### [What the exercise asks]
All of the records listed below should be retyped exactly.

***** Supplied records *****

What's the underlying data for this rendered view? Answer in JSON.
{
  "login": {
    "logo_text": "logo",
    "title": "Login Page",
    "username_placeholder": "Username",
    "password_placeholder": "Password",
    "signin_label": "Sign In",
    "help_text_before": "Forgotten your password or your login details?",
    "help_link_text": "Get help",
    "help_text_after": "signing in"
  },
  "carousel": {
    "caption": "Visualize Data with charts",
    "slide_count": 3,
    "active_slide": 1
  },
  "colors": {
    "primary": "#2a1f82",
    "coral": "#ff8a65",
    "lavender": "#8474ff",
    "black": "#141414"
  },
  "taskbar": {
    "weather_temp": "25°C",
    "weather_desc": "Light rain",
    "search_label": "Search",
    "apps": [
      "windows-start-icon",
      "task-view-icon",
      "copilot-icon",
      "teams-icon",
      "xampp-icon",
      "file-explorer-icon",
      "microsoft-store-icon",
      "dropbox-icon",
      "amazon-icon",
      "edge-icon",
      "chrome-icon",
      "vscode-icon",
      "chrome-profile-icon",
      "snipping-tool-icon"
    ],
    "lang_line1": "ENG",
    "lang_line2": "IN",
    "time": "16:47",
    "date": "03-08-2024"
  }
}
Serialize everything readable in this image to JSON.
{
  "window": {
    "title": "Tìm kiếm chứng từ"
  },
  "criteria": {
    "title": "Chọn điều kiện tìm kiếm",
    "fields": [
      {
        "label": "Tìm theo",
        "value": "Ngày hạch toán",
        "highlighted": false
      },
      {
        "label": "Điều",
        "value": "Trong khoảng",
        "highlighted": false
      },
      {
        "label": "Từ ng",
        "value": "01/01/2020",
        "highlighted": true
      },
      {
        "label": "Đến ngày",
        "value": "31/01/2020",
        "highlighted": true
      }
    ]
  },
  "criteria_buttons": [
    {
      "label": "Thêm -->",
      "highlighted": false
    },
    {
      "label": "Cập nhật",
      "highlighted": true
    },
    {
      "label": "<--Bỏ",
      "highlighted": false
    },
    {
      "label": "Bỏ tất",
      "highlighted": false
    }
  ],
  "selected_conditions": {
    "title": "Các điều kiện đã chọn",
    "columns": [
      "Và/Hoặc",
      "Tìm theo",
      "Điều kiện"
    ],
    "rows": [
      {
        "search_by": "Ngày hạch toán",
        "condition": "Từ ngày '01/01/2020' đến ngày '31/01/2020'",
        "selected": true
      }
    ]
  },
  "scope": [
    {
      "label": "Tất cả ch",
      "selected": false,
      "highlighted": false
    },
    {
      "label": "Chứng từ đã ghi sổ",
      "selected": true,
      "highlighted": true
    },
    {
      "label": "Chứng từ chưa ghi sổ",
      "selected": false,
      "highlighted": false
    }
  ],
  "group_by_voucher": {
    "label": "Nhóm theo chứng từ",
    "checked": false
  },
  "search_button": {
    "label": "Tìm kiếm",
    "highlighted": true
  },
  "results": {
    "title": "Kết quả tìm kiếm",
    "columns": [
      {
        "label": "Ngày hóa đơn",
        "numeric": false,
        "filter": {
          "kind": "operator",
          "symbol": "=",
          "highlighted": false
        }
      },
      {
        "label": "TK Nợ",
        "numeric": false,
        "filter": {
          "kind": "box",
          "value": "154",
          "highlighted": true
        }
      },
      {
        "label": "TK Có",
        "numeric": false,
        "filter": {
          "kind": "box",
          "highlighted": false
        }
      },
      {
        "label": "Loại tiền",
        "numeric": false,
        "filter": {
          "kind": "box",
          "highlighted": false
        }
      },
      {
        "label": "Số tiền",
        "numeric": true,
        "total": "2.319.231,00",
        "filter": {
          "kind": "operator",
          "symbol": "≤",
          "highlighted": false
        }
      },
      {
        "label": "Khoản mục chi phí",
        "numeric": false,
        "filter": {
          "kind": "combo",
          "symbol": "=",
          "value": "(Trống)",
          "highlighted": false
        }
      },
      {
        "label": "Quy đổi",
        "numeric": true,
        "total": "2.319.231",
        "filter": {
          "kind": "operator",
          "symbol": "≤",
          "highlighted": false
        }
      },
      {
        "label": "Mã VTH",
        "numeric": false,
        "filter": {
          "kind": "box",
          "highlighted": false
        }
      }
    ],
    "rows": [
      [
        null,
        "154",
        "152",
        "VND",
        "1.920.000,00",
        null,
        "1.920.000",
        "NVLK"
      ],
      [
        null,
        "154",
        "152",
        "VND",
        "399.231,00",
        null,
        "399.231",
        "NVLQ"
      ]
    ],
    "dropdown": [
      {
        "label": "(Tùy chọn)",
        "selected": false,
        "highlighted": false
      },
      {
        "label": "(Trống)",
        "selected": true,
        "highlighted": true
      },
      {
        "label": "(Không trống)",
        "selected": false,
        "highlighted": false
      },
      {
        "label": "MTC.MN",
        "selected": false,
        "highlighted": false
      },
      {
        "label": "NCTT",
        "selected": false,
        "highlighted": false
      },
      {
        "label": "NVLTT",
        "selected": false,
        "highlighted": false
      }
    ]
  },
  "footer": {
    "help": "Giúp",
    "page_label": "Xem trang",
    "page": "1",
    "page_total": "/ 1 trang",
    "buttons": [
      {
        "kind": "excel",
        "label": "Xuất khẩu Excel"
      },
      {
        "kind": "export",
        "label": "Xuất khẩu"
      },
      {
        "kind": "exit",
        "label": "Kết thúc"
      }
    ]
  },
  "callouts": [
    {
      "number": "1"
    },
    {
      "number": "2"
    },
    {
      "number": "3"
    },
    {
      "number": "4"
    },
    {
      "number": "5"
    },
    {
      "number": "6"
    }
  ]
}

*****

### [Reply]
What's the underlying data for this rendered view? Answer in JSON.
{
  "login": {
    "logo_text": "logo",
    "title": "Login Page",
    "username_placeholder": "Username",
    "password_placeholder": "Password",
    "signin_label": "Sign In",
    "help_text_before": "Forgotten your password or your login details?",
    "help_link_text": "Get help",
    "help_text_after": "signing in"
  },
  "carousel": {
    "caption": "Visualize Data with charts",
    "slide_count": 3,
    "active_slide": 1
  },
  "colors": {
    "primary": "#2a1f82",
    "coral": "#ff8a65",
    "lavender": "#8474ff",
    "black": "#141414"
  },
  "taskbar": {
    "weather_temp": "25°C",
    "weather_desc": "Light rain",
    "search_label": "Search",
    "apps": [
      "windows-start-icon",
      "task-view-icon",
      "copilot-icon",
      "teams-icon",
      "xampp-icon",
      "file-explorer-icon",
      "microsoft-store-icon",
      "dropbox-icon",
      "amazon-icon",
      "edge-icon",
      "chrome-icon",
      "vscode-icon",
      "chrome-profile-icon",
      "snipping-tool-icon"
    ],
    "lang_line1": "ENG",
    "lang_line2": "IN",
    "time": "16:47",
    "date": "03-08-2024"
  }
}
Serialize everything readable in this image to JSON.
{
  "window": {
    "title": "Tìm kiếm chứng từ"
  },
  "criteria": {
    "title": "Chọn điều kiện tìm kiếm",
    "fields": [
      {
        "label": "Tìm theo",
        "value": "Ngày hạch toán",
        "highlighted": false
      },
      {
        "label": "Điều",
        "value": "Trong khoảng",
        "highlighted": false
      },
      {
        "label": "Từ ng",
        "value": "01/01/2020",
        "highlighted": true
      },
      {
        "label": "Đến ngày",
        "value": "31/01/2020",
        "highlighted": true
      }
    ]
  },
  "criteria_buttons": [
    {
      "label": "Thêm -->",
      "highlighted": false
    },
    {
      "label": "Cập nhật",
      "highlighted": true
    },
    {
      "label": "<--Bỏ",
      "highlighted": false
    },
    {
      "label": "Bỏ tất",
      "highlighted": false
    }
  ],
  "selected_conditions": {
    "title": "Các điều kiện đã chọn",
    "columns": [
      "Và/Hoặc",
      "Tìm theo",
      "Điều kiện"
    ],
    "rows": [
      {
        "search_by": "Ngày hạch toán",
        "condition": "Từ ngày '01/01/2020' đến ngày '31/01/2020'",
        "selected": true
      }
    ]
  },
  "scope": [
    {
      "label": "Tất cả ch",
      "selected": false,
      "highlighted": false
    },
    {
      "label": "Chứng từ đã ghi sổ",
      "selected": true,
      "highlighted": true
    },
    {
      "label": "Chứng từ chưa ghi sổ",
      "selected": false,
      "highlighted": false
    }
  ],
  "group_by_voucher": {
    "label": "Nhóm theo chứng từ",
    "checked": false
  },
  "search_button": {
    "label": "Tìm kiếm",
    "highlighted": true
  },
  "results": {
    "title": "Kết quả tìm kiếm",
    "columns": [
      {
        "label": "Ngày hóa đơn",
        "numeric": false,
        "filter": {
          "kind": "operator",
          "symbol": "=",
          "highlighted": false
        }
      },
      {
        "label": "TK Nợ",
        "numeric": false,
        "filter": {
          "kind": "box",
          "value": "154",
          "highlighted": true
        }
      },
      {
        "label": "TK Có",
        "numeric": false,
        "filter": {
          "kind": "box",
          "highlighted": false
        }
      },
      {
        "label": "Loại tiền",
        "numeric": false,
        "filter": {
          "kind": "box",
          "highlighted": false
        }
      },
      {
        "label": "Số tiền",
        "numeric": true,
        "total": "2.319.231,00",
        "filter": {
          "kind": "operator",
          "symbol": "≤",
          "highlighted": false
        }
      },
      {
        "label": "Khoản mục chi phí",
        "numeric": false,
        "filter": {
          "kind": "combo",
          "symbol": "=",
          "value": "(Trống)",
          "highlighted": false
        }
      },
      {
        "label": "Quy đổi",
        "numeric": true,
        "total": "2.319.231",
        "filter": {
          "kind": "operator",
          "symbol": "≤",
          "highlighted": false
        }
      },
      {
        "label": "Mã VTH",
        "numeric": false,
        "filter": {
          "kind": "box",
          "highlighted": false
        }
      }
    ],
    "rows": [
      [
        null,
        "154",
        "152",
        "VND",
        "1.920.000,00",
        null,
        "1.920.000",
        "NVLK"
      ],
      [
        null,
        "154",
        "152",
        "VND",
        "399.231,00",
        null,
        "399.231",
        "NVLQ"
      ]
    ],
    "dropdown": [
      {
        "label": "(Tùy chọn)",
        "selected": false,
        "highlighted": false
      },
      {
        "label": "(Trống)",
        "selected": true,
        "highlighted": true
      },
      {
        "label": "(Không trống)",
        "selected": false,
        "highlighted": false
      },
      {
        "label": "MTC.MN",
        "selected": false,
        "highlighted": false
      },
      {
        "label": "NCTT",
        "selected": false,
        "highlighted": false
      },
      {
        "label": "NVLTT",
        "selected": false,
        "highlighted": false
      }
    ]
  },
  "footer": {
    "help": "Giúp",
    "page_label": "Xem trang",
    "page": "1",
    "page_total": "/ 1 trang",
    "buttons": [
      {
        "kind": "excel",
        "label": "Xuất khẩu Excel"
      },
      {
        "kind": "export",
        "label": "Xuất khẩu"
      },
      {
        "kind": "exit",
        "label": "Kết thúc"
      }
    ]
  },
  "callouts": [
    {
      "number": "1"
    },
    {
      "number": "2"
    },
    {
      "number": "3"
    },
    {
      "number": "4"
    },
    {
      "number": "5"
    },
    {
      "number": "6"
    }
  ]
}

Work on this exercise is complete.